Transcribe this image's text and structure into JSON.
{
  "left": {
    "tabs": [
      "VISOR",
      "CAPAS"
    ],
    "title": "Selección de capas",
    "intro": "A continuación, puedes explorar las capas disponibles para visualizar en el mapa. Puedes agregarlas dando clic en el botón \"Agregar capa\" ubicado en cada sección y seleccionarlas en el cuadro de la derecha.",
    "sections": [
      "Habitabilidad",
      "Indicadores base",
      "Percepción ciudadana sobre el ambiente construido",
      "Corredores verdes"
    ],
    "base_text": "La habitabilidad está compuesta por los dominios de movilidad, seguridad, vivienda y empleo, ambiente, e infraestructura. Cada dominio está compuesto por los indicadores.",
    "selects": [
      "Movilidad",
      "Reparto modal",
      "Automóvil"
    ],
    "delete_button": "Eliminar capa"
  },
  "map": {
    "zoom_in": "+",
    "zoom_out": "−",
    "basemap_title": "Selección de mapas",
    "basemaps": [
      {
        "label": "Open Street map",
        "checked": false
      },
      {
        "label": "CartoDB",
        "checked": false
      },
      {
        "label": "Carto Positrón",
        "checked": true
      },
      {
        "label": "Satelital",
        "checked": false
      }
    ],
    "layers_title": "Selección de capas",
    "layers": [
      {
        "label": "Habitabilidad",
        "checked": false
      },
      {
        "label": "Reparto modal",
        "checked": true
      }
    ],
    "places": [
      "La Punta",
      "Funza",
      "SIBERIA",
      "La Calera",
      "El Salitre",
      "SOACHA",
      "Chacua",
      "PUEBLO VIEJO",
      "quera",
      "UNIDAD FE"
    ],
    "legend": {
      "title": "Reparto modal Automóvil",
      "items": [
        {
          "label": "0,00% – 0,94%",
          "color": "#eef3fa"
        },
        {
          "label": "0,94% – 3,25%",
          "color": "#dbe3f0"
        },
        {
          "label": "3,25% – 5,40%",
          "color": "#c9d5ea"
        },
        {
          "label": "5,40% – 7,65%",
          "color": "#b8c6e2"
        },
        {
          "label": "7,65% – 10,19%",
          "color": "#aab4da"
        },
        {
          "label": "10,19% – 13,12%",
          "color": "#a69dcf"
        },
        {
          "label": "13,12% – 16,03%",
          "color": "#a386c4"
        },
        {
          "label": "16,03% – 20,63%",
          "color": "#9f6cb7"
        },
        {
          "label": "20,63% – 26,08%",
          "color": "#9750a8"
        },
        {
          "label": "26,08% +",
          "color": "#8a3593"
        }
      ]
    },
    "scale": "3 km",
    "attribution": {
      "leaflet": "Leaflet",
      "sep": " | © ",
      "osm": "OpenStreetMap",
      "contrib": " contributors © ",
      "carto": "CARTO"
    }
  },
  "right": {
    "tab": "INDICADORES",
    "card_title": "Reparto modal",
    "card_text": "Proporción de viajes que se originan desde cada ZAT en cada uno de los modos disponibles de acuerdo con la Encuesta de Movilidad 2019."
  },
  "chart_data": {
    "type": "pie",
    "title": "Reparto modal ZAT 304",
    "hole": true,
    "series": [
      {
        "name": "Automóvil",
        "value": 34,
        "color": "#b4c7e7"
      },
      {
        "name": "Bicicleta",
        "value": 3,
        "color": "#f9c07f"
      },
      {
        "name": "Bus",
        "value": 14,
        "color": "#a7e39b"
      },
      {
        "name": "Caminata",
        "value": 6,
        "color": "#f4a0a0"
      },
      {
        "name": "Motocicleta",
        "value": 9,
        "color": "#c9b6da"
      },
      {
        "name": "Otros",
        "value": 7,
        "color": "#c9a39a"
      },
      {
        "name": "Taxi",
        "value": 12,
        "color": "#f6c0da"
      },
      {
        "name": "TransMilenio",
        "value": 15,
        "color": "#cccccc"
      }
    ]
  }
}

- [Goal]: Reproduce the material verbatim, line by line.

- [Exercise response]:
Transcribe this image's text and structure into JSON.
{
  "left": {
    "tabs": [
      "VISOR",
      "CAPAS"
    ],
    "title": "Selección de capas",
    "intro": "A continuación, puedes explorar las capas disponibles para visualizar en el mapa. Puedes agregarlas dando clic en el botón \"Agregar capa\" ubicado en cada sección y seleccionarlas en el cuadro de la derecha.",
    "sections": [
      "Habitabilidad",
      "Indicadores base",
      "Percepción ciudadana sobre el ambiente construido",
      "Corredores verdes"
    ],
    "base_text": "La habitabilidad está compuesta por los dominios de movilidad, seguridad, vivienda y empleo, ambiente, e infraestructura. Cada dominio está compuesto por los indicadores.",
    "selects": [
      "Movilidad",
      "Reparto modal",
      "Automóvil"
    ],
    "delete_button": "Eliminar capa"
  },
  "map": {
    "zoom_in": "+",
    "zoom_out": "−",
    "basemap_title": "Selección de mapas",
    "basemaps": [
      {
        "label": "Open Street map",
        "checked": false
      },
      {
        "label": "CartoDB",
        "checked": false
      },
      {
        "label": "Carto Positrón",
        "checked": true
      },
      {
        "label": "Satelital",
        "checked": false
      }
    ],
    "layers_title": "Selección de capas",
    "layers": [
      {
        "label": "Habitabilidad",
        "checked": false
      },
      {
        "label": "Reparto modal",
        "checked": true
      }
    ],
    "places": [
      "La Punta",
      "Funza",
      "SIBERIA",
      "La Calera",
      "El Salitre",
      "SOACHA",
      "Chacua",
      "PUEBLO VIEJO",
      "quera",
      "UNIDAD FE"
    ],
    "legend": {
      "title": "Reparto modal Automóvil",
      "items": [
        {
          "label": "0,00% – 0,94%",
          "color": "#eef3fa"
        },
        {
          "label": "0,94% – 3,25%",
          "color": "#dbe3f0"
        },
        {
          "label": "3,25% – 5,40%",
          "color": "#c9d5ea"
        },
        {
          "label": "5,40% – 7,65%",
          "color": "#b8c6e2"
        },
        {
          "label": "7,65% – 10,19%",
          "color": "#aab4da"
        },
        {
          "label": "10,19% – 13,12%",
          "color": "#a69dcf"
        },
        {
          "label": "13,12% – 16,03%",
          "color": "#a386c4"
        },
        {
          "label": "16,03% – 20,63%",
          "color": "#9f6cb7"
        },
        {
          "label": "20,63% – 26,08%",
          "color": "#9750a8"
        },
        {
          "label": "26,08% +",
          "color": "#8a3593"
        }
      ]
    },
    "scale": "3 km",
    "attribution": {
      "leaflet": "Leaflet",
      "sep": " | © ",
      "osm": "OpenStreetMap",
      "contrib": " contributors © ",
      "carto": "CARTO"
    }
  },
  "right": {
    "tab": "INDICADORES",
    "card_title": "Reparto modal",
    "card_text": "Proporción de viajes que se originan desde cada ZAT en cada uno de los modos disponibles de acuerdo con la Encuesta de Movilidad 2019."
  },
  "chart_data": {
    "type": "pie",
    "title": "Reparto modal ZAT 304",
    "hole": true,
    "series": [
      {
        "name": "Automóvil",
        "value": 34,
        "color": "#b4c7e7"
      },
      {
        "name": "Bicicleta",
        "value": 3,
        "color": "#f9c07f"
      },
      {
        "name": "Bus",
        "value": 14,
        "color": "#a7e39b"
      },
      {
        "name": "Caminata",
        "value": 6,
        "color": "#f4a0a0"
      },
      {
        "name": "Motocicleta",
        "value": 9,
        "color": "#c9b6da"
      },
      {
        "name": "Otros",
        "value": 7,
        "color": "#c9a39a"
      },
      {
        "name": "Taxi",
        "value": 12,
        "color": "#f6c0da"
      },
      {
        "name": "TransMilenio",
        "value": 15,
        "color": "#cccccc"
      }
    ]
  }
}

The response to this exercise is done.